#### [SET TASK]
Return only the number of lines that hold "this".
* start DATASET *
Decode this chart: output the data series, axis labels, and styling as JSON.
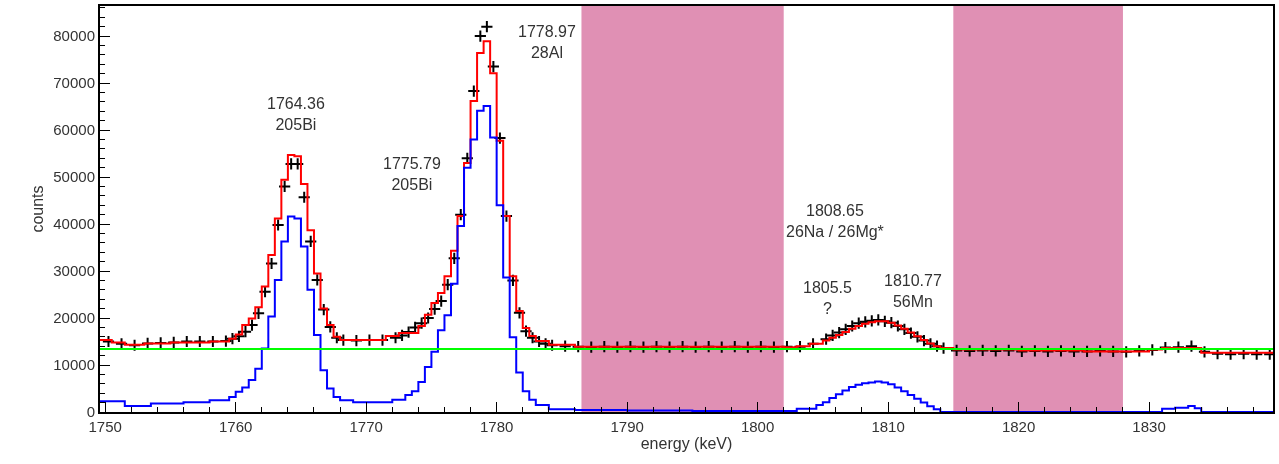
{
  "chart_data": {
    "type": "step",
    "xlabel": "energy (keV)",
    "ylabel": "counts",
    "xlim": [
      1749.6,
      1839.5
    ],
    "xticks": [
      1750,
      1760,
      1770,
      1780,
      1790,
      1800,
      1810,
      1820,
      1830
    ],
    "ylim": [
      0,
      86400
    ],
    "yticks": [
      0,
      10000,
      20000,
      30000,
      40000,
      50000,
      60000,
      70000,
      80000
    ],
    "grid": false,
    "series": [
      {
        "type": "scatter",
        "color": "#000000",
        "marker": "cross",
        "x": [
          1750.25,
          1751.25,
          1752.25,
          1753.25,
          1754.25,
          1755.25,
          1756.25,
          1757.25,
          1758.25,
          1759.25,
          1759.75,
          1760.25,
          1760.75,
          1761.25,
          1761.75,
          1762.25,
          1762.75,
          1763.25,
          1763.75,
          1764.25,
          1764.75,
          1765.25,
          1765.75,
          1766.25,
          1766.75,
          1767.25,
          1767.75,
          1768.25,
          1769.25,
          1770.25,
          1771.25,
          1772.25,
          1772.75,
          1773.25,
          1773.75,
          1774.25,
          1774.75,
          1775.25,
          1775.75,
          1776.25,
          1776.75,
          1777.25,
          1777.75,
          1778.25,
          1778.75,
          1779.25,
          1779.75,
          1780.25,
          1780.75,
          1781.25,
          1781.75,
          1782.25,
          1782.75,
          1783.25,
          1783.75,
          1784.25,
          1785.25,
          1786.25,
          1787.25,
          1788.25,
          1789.25,
          1790.25,
          1791.25,
          1792.25,
          1793.25,
          1794.25,
          1795.25,
          1796.25,
          1797.25,
          1798.25,
          1799.25,
          1800.25,
          1801.25,
          1802.25,
          1803.25,
          1804.25,
          1805.25,
          1805.75,
          1806.25,
          1806.75,
          1807.25,
          1807.75,
          1808.25,
          1808.75,
          1809.25,
          1809.75,
          1810.25,
          1810.75,
          1811.25,
          1811.75,
          1812.25,
          1812.75,
          1813.25,
          1813.75,
          1814.25,
          1815.25,
          1816.25,
          1817.25,
          1818.25,
          1819.25,
          1820.25,
          1821.25,
          1822.25,
          1823.25,
          1824.25,
          1825.25,
          1826.25,
          1827.25,
          1828.25,
          1829.25,
          1830.25,
          1831.25,
          1832.25,
          1833.25,
          1834.25,
          1835.25,
          1836.25,
          1837.25,
          1838.25,
          1839.25
        ],
        "values": [
          15000,
          14500,
          14200,
          14600,
          14700,
          14800,
          15000,
          15000,
          15000,
          15100,
          15600,
          16100,
          17100,
          18500,
          21000,
          25600,
          31600,
          39800,
          48000,
          52800,
          52800,
          45700,
          36300,
          28100,
          21800,
          18100,
          15800,
          15300,
          15200,
          15300,
          15300,
          15800,
          16300,
          17000,
          18000,
          18900,
          20000,
          21900,
          23600,
          27100,
          32700,
          42000,
          54000,
          68300,
          80000,
          82000,
          73500,
          58300,
          41700,
          28000,
          21100,
          17200,
          15800,
          15000,
          14500,
          14200,
          14000,
          13900,
          13800,
          13900,
          13800,
          13900,
          13800,
          13900,
          13800,
          13900,
          13800,
          13900,
          13800,
          13900,
          13800,
          13900,
          13800,
          13900,
          13900,
          14500,
          15500,
          16300,
          16900,
          17600,
          18300,
          18900,
          19200,
          19400,
          19600,
          19300,
          19000,
          18300,
          17600,
          16800,
          16000,
          15200,
          14500,
          14000,
          13600,
          13100,
          13000,
          13100,
          13000,
          13100,
          12900,
          13000,
          12900,
          13000,
          12900,
          12900,
          13000,
          12900,
          12800,
          13000,
          13200,
          13700,
          13800,
          14000,
          12800,
          12400,
          12300,
          12400,
          12300,
          12300
        ]
      },
      {
        "color": "#ff0000",
        "x": [
          1749.6,
          1750.5,
          1751.5,
          1753,
          1755,
          1758,
          1759.5,
          1760,
          1760.5,
          1761,
          1761.5,
          1762,
          1762.5,
          1763,
          1763.5,
          1764,
          1764.5,
          1765,
          1765.5,
          1766,
          1766.5,
          1767,
          1767.5,
          1768,
          1771.5,
          1772.5,
          1774,
          1774.5,
          1775,
          1775.5,
          1776,
          1776.5,
          1777,
          1777.5,
          1778,
          1778.5,
          1779,
          1779.5,
          1780,
          1780.5,
          1781,
          1781.5,
          1782,
          1782.5,
          1783,
          1784,
          1786,
          1802,
          1803,
          1804,
          1805,
          1805.5,
          1806,
          1806.5,
          1807,
          1807.5,
          1808,
          1808.5,
          1809,
          1810,
          1810.5,
          1811,
          1811.5,
          1812,
          1812.5,
          1813,
          1813.5,
          1814,
          1815,
          1820,
          1825,
          1830,
          1831,
          1834,
          1839.5
        ],
        "values": [
          15300,
          14800,
          14300,
          14600,
          14800,
          15000,
          15600,
          16500,
          18500,
          19900,
          22300,
          26700,
          33400,
          41200,
          49400,
          54700,
          54400,
          48500,
          38700,
          29500,
          22000,
          18500,
          16000,
          15300,
          16200,
          16800,
          18300,
          20700,
          23200,
          25300,
          28900,
          34300,
          41700,
          53000,
          66200,
          76400,
          78900,
          72100,
          57700,
          41700,
          28900,
          21500,
          17900,
          16200,
          15100,
          14300,
          13900,
          13800,
          14000,
          14500,
          15200,
          15800,
          16400,
          17000,
          17700,
          18300,
          18800,
          19100,
          19300,
          19000,
          18400,
          17700,
          16900,
          16100,
          15300,
          14600,
          14000,
          13600,
          13300,
          13100,
          12900,
          13300,
          13600,
          12600,
          12400
        ]
      },
      {
        "color": "#0000ff",
        "x": [
          1749.6,
          1751.5,
          1753.5,
          1756,
          1758,
          1759.5,
          1760,
          1760.5,
          1761,
          1761.5,
          1762,
          1762.5,
          1763,
          1763.5,
          1764,
          1764.5,
          1765,
          1765.5,
          1766,
          1766.5,
          1767,
          1767.5,
          1768,
          1769,
          1772,
          1773,
          1773.5,
          1774,
          1774.5,
          1775,
          1775.5,
          1776,
          1776.5,
          1777,
          1777.5,
          1778,
          1778.5,
          1779,
          1779.5,
          1780,
          1780.5,
          1781,
          1781.5,
          1782,
          1782.5,
          1783,
          1784,
          1786,
          1790,
          1795,
          1803,
          1804.5,
          1805,
          1805.5,
          1806,
          1806.5,
          1807,
          1807.5,
          1808,
          1808.5,
          1809,
          1809.5,
          1810,
          1810.5,
          1811,
          1811.5,
          1812,
          1812.5,
          1813,
          1813.5,
          1814,
          1831,
          1832,
          1833,
          1833.5,
          1834,
          1839.5
        ],
        "values": [
          2300,
          1300,
          1800,
          2100,
          2500,
          3200,
          4300,
          5200,
          6800,
          9200,
          13500,
          20300,
          28100,
          36300,
          41600,
          41200,
          35200,
          26000,
          16400,
          8900,
          5000,
          3200,
          2500,
          2100,
          2600,
          3600,
          4400,
          6400,
          9600,
          12800,
          17400,
          20600,
          27300,
          39600,
          52000,
          58000,
          64100,
          65100,
          58400,
          44000,
          28600,
          15900,
          8400,
          4400,
          2600,
          1500,
          600,
          400,
          300,
          200,
          700,
          1500,
          2100,
          3000,
          3800,
          4600,
          5300,
          5800,
          6100,
          6300,
          6500,
          6300,
          5900,
          5200,
          4400,
          3600,
          2800,
          2000,
          1200,
          600,
          0,
          700,
          900,
          1300,
          800,
          0,
          0
        ]
      }
    ],
    "ref_lines": [
      {
        "axis": "y",
        "value": 13400,
        "color": "#00ff00"
      }
    ],
    "bands": [
      {
        "axis": "x",
        "from": 1786.5,
        "to": 1802,
        "color": "#e090b4"
      },
      {
        "axis": "x",
        "from": 1815,
        "to": 1828,
        "color": "#e090b4"
      }
    ],
    "annotations": [
      "1764.36\n205Bi",
      "1775.79\n205Bi",
      "1778.97\n28Al",
      "1808.65\n26Na / 26Mg*",
      "1805.5\n?",
      "1810.77\n56Mn"
    ]
  }
}
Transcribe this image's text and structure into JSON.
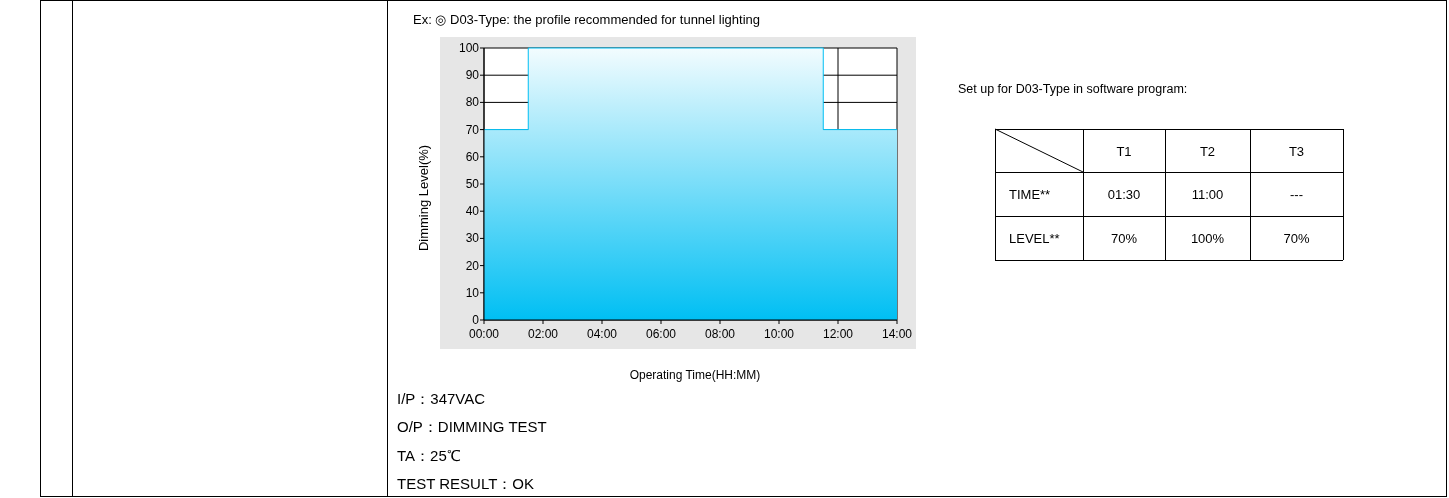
* end DATASET *
#### [TASK OUTPUT]
2